**Do this**.
Repeat all of the records verbatim.

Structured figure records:
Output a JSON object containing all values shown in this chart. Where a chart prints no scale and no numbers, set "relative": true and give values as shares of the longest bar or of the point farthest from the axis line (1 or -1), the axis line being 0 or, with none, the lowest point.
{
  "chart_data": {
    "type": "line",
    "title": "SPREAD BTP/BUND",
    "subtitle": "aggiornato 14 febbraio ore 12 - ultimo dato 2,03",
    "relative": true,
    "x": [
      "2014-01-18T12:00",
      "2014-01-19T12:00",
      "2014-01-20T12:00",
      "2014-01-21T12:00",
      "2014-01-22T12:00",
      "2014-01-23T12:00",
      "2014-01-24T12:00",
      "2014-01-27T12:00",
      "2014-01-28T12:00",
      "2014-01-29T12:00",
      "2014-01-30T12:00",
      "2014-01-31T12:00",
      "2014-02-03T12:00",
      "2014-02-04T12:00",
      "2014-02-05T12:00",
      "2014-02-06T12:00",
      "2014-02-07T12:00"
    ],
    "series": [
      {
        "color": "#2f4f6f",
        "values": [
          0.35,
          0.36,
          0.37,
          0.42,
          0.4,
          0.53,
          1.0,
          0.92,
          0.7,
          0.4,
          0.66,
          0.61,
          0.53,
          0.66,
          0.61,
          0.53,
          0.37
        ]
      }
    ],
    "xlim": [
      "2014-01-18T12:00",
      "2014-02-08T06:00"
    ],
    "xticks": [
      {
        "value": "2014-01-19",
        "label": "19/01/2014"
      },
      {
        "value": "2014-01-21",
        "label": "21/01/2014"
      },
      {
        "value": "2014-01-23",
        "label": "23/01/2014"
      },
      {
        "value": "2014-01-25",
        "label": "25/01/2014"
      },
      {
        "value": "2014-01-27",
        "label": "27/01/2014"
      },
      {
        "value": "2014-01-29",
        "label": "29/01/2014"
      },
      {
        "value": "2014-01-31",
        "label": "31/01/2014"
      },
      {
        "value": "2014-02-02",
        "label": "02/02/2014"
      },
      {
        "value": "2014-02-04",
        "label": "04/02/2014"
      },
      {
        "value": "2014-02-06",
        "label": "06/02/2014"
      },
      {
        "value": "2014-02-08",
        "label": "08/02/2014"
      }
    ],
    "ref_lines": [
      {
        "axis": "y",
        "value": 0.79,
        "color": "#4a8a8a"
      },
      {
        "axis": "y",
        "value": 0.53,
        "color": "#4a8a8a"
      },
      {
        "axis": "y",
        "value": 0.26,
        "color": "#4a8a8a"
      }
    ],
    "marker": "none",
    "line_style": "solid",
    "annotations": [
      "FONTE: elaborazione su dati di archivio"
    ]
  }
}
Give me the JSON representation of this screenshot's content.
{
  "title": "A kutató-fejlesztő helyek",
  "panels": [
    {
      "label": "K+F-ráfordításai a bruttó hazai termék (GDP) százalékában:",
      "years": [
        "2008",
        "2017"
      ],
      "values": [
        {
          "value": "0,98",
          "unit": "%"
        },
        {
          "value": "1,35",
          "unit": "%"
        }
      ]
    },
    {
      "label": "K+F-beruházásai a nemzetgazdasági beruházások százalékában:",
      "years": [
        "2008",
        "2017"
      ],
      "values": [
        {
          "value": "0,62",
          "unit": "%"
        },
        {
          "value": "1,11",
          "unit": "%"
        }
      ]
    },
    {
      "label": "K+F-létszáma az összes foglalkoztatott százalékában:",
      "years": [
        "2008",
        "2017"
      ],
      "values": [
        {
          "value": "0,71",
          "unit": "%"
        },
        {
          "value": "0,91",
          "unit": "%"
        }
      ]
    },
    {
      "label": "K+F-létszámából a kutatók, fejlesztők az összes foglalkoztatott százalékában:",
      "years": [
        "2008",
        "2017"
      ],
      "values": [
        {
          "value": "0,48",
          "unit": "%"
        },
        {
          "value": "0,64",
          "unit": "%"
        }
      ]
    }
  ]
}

**Solution for this problem**.
Output a JSON object containing all values shown in this chart. Where a chart prints no scale and no numbers, set "relative": true and give values as shares of the longest bar or of the point farthest from the axis line (1 or -1), the axis line being 0 or, with none, the lowest point.
{
  "chart_data": {
    "type": "line",
    "title": "SPREAD BTP/BUND",
    "subtitle": "aggiornato 14 febbraio ore 12 - ultimo dato 2,03",
    "relative": true,
    "x": [
      "2014-01-18T12:00",
      "2014-01-19T12:00",
      "2014-01-20T12:00",
      "2014-01-21T12:00",
      "2014-01-22T12:00",
      "2014-01-23T12:00",
      "2014-01-24T12:00",
      "2014-01-27T12:00",
      "2014-01-28T12:00",
      "2014-01-29T12:00",
      "2014-01-30T12:00",
      "2014-01-31T12:00",
      "2014-02-03T12:00",
      "2014-02-04T12:00",
      "2014-02-05T12:00",
      "2014-02-06T12:00",
      "2014-02-07T12:00"
    ],
    "series": [
      {
        "color": "#2f4f6f",
        "values": [
          0.35,
          0.36,
          0.37,
          0.42,
          0.4,
          0.53,
          1.0,
          0.92,
          0.7,
          0.4,
          0.66,
          0.61,
          0.53,
          0.66,
          0.61,
          0.53,
          0.37
        ]
      }
    ],
    "xlim": [
      "2014-01-18T12:00",
      "2014-02-08T06:00"
    ],
    "xticks": [
      {
        "value": "2014-01-19",
        "label": "19/01/2014"
      },
      {
        "value": "2014-01-21",
        "label": "21/01/2014"
      },
      {
        "value": "2014-01-23",
        "label": "23/01/2014"
      },
      {
        "value": "2014-01-25",
        "label": "25/01/2014"
      },
      {
        "value": "2014-01-27",
        "label": "27/01/2014"
      },
      {
        "value": "2014-01-29",
        "label": "29/01/2014"
      },
      {
        "value": "2014-01-31",
        "label": "31/01/2014"
      },
      {
        "value": "2014-02-02",
        "label": "02/02/2014"
      },
      {
        "value": "2014-02-04",
        "label": "04/02/2014"
      },
      {
        "value": "2014-02-06",
        "label": "06/02/2014"
      },
      {
        "value": "2014-02-08",
        "label": "08/02/2014"
      }
    ],
    "ref_lines": [
      {
        "axis": "y",
        "value": 0.79,
        "color": "#4a8a8a"
      },
      {
        "axis": "y",
        "value": 0.53,
        "color": "#4a8a8a"
      },
      {
        "axis": "y",
        "value": 0.26,
        "color": "#4a8a8a"
      }
    ],
    "marker": "none",
    "line_style": "solid",
    "annotations": [
      "FONTE: elaborazione su dati di archivio"
    ]
  }
}
Give me the JSON representation of this screenshot's content.
{
  "title": "A kutató-fejlesztő helyek",
  "panels": [
    {
      "label": "K+F-ráfordításai a bruttó hazai termék (GDP) százalékában:",
      "years": [
        "2008",
        "2017"
      ],
      "values": [
        {
          "value": "0,98",
          "unit": "%"
        },
        {
          "value": "1,35",
          "unit": "%"
        }
      ]
    },
    {
      "label": "K+F-beruházásai a nemzetgazdasági beruházások százalékában:",
      "years": [
        "2008",
        "2017"
      ],
      "values": [
        {
          "value": "0,62",
          "unit": "%"
        },
        {
          "value": "1,11",
          "unit": "%"
        }
      ]
    },
    {
      "label": "K+F-létszáma az összes foglalkoztatott százalékában:",
      "years": [
        "2008",
        "2017"
      ],
      "values": [
        {
          "value": "0,71",
          "unit": "%"
        },
        {
          "value": "0,91",
          "unit": "%"
        }
      ]
    },
    {
      "label": "K+F-létszámából a kutatók, fejlesztők az összes foglalkoztatott százalékában:",
      "years": [
        "2008",
        "2017"
      ],
      "values": [
        {
          "value": "0,48",
          "unit": "%"
        },
        {
          "value": "0,64",
          "unit": "%"
        }
      ]
    }
  ]
}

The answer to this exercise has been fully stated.